(Raw records)

= = =

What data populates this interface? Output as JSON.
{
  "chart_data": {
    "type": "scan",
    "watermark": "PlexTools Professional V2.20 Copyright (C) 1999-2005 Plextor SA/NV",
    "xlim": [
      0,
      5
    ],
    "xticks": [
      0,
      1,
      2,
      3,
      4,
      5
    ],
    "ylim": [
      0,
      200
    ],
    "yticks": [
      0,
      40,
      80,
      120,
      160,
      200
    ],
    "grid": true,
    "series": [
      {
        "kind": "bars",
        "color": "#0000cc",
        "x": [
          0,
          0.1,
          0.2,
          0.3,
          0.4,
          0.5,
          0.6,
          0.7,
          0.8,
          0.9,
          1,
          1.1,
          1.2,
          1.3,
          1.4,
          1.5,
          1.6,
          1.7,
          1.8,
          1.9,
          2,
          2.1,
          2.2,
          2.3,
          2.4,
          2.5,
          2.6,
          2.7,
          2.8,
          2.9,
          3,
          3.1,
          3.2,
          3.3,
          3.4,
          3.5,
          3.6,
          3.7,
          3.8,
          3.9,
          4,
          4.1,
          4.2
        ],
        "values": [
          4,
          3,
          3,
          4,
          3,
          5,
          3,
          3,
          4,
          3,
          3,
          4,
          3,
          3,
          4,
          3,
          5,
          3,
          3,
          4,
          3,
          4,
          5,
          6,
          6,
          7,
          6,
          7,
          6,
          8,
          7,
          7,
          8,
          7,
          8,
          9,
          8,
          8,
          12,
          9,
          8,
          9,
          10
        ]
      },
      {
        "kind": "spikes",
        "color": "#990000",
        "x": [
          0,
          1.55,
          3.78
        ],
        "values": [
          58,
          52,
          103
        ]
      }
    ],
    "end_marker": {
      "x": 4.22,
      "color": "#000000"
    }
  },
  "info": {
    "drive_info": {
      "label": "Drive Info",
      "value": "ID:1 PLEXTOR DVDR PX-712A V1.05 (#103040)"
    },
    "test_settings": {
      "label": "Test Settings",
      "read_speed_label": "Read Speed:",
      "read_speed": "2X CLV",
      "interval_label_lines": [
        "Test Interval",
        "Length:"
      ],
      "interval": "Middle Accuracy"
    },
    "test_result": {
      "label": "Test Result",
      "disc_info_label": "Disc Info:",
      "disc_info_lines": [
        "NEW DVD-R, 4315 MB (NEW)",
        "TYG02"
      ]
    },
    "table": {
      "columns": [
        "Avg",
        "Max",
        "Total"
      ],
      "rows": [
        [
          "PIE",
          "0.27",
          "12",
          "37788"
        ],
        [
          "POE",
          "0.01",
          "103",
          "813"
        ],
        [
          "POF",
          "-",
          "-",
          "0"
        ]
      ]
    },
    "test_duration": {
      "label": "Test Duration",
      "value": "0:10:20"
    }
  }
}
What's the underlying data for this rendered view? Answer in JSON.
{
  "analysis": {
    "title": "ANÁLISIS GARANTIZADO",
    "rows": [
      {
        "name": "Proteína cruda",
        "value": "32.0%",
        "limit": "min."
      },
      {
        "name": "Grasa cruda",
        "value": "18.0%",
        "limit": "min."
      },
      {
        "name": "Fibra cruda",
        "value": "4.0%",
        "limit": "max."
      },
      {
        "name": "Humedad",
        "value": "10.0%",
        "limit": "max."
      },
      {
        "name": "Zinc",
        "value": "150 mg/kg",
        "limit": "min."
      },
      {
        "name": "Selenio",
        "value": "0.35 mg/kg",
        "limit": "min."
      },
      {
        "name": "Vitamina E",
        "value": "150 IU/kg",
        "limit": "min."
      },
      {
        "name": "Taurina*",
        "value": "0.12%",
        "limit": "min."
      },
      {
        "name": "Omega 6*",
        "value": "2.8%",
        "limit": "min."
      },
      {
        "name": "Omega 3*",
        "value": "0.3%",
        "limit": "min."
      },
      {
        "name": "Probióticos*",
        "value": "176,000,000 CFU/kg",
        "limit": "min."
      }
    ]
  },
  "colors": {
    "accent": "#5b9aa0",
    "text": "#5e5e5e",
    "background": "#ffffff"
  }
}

= = =

Problem statement: Take the listing above and write it out again exactly.

Output for this task:
What data populates this interface? Output as JSON.
{
  "chart_data": {
    "type": "scan",
    "watermark": "PlexTools Professional V2.20 Copyright (C) 1999-2005 Plextor SA/NV",
    "xlim": [
      0,
      5
    ],
    "xticks": [
      0,
      1,
      2,
      3,
      4,
      5
    ],
    "ylim": [
      0,
      200
    ],
    "yticks": [
      0,
      40,
      80,
      120,
      160,
      200
    ],
    "grid": true,
    "series": [
      {
        "kind": "bars",
        "color": "#0000cc",
        "x": [
          0,
          0.1,
          0.2,
          0.3,
          0.4,
          0.5,
          0.6,
          0.7,
          0.8,
          0.9,
          1,
          1.1,
          1.2,
          1.3,
          1.4,
          1.5,
          1.6,
          1.7,
          1.8,
          1.9,
          2,
          2.1,
          2.2,
          2.3,
          2.4,
          2.5,
          2.6,
          2.7,
          2.8,
          2.9,
          3,
          3.1,
          3.2,
          3.3,
          3.4,
          3.5,
          3.6,
          3.7,
          3.8,
          3.9,
          4,
          4.1,
          4.2
        ],
        "values": [
          4,
          3,
          3,
          4,
          3,
          5,
          3,
          3,
          4,
          3,
          3,
          4,
          3,
          3,
          4,
          3,
          5,
          3,
          3,
          4,
          3,
          4,
          5,
          6,
          6,
          7,
          6,
          7,
          6,
          8,
          7,
          7,
          8,
          7,
          8,
          9,
          8,
          8,
          12,
          9,
          8,
          9,
          10
        ]
      },
      {
        "kind": "spikes",
        "color": "#990000",
        "x": [
          0,
          1.55,
          3.78
        ],
        "values": [
          58,
          52,
          103
        ]
      }
    ],
    "end_marker": {
      "x": 4.22,
      "color": "#000000"
    }
  },
  "info": {
    "drive_info": {
      "label": "Drive Info",
      "value": "ID:1 PLEXTOR DVDR PX-712A V1.05 (#103040)"
    },
    "test_settings": {
      "label": "Test Settings",
      "read_speed_label": "Read Speed:",
      "read_speed": "2X CLV",
      "interval_label_lines": [
        "Test Interval",
        "Length:"
      ],
      "interval": "Middle Accuracy"
    },
    "test_result": {
      "label": "Test Result",
      "disc_info_label": "Disc Info:",
      "disc_info_lines": [
        "NEW DVD-R, 4315 MB (NEW)",
        "TYG02"
      ]
    },
    "table": {
      "columns": [
        "Avg",
        "Max",
        "Total"
      ],
      "rows": [
        [
          "PIE",
          "0.27",
          "12",
          "37788"
        ],
        [
          "POE",
          "0.01",
          "103",
          "813"
        ],
        [
          "POF",
          "-",
          "-",
          "0"
        ]
      ]
    },
    "test_duration": {
      "label": "Test Duration",
      "value": "0:10:20"
    }
  }
}
What's the underlying data for this rendered view? Answer in JSON.
{
  "analysis": {
    "title": "ANÁLISIS GARANTIZADO",
    "rows": [
      {
        "name": "Proteína cruda",
        "value": "32.0%",
        "limit": "min."
      },
      {
        "name": "Grasa cruda",
        "value": "18.0%",
        "limit": "min."
      },
      {
        "name": "Fibra cruda",
        "value": "4.0%",
        "limit": "max."
      },
      {
        "name": "Humedad",
        "value": "10.0%",
        "limit": "max."
      },
      {
        "name": "Zinc",
        "value": "150 mg/kg",
        "limit": "min."
      },
      {
        "name": "Selenio",
        "value": "0.35 mg/kg",
        "limit": "min."
      },
      {
        "name": "Vitamina E",
        "value": "150 IU/kg",
        "limit": "min."
      },
      {
        "name": "Taurina*",
        "value": "0.12%",
        "limit": "min."
      },
      {
        "name": "Omega 6*",
        "value": "2.8%",
        "limit": "min."
      },
      {
        "name": "Omega 3*",
        "value": "0.3%",
        "limit": "min."
      },
      {
        "name": "Probióticos*",
        "value": "176,000,000 CFU/kg",
        "limit": "min."
      }
    ]
  },
  "colors": {
    "accent": "#5b9aa0",
    "text": "#5e5e5e",
    "background": "#ffffff"
  }
}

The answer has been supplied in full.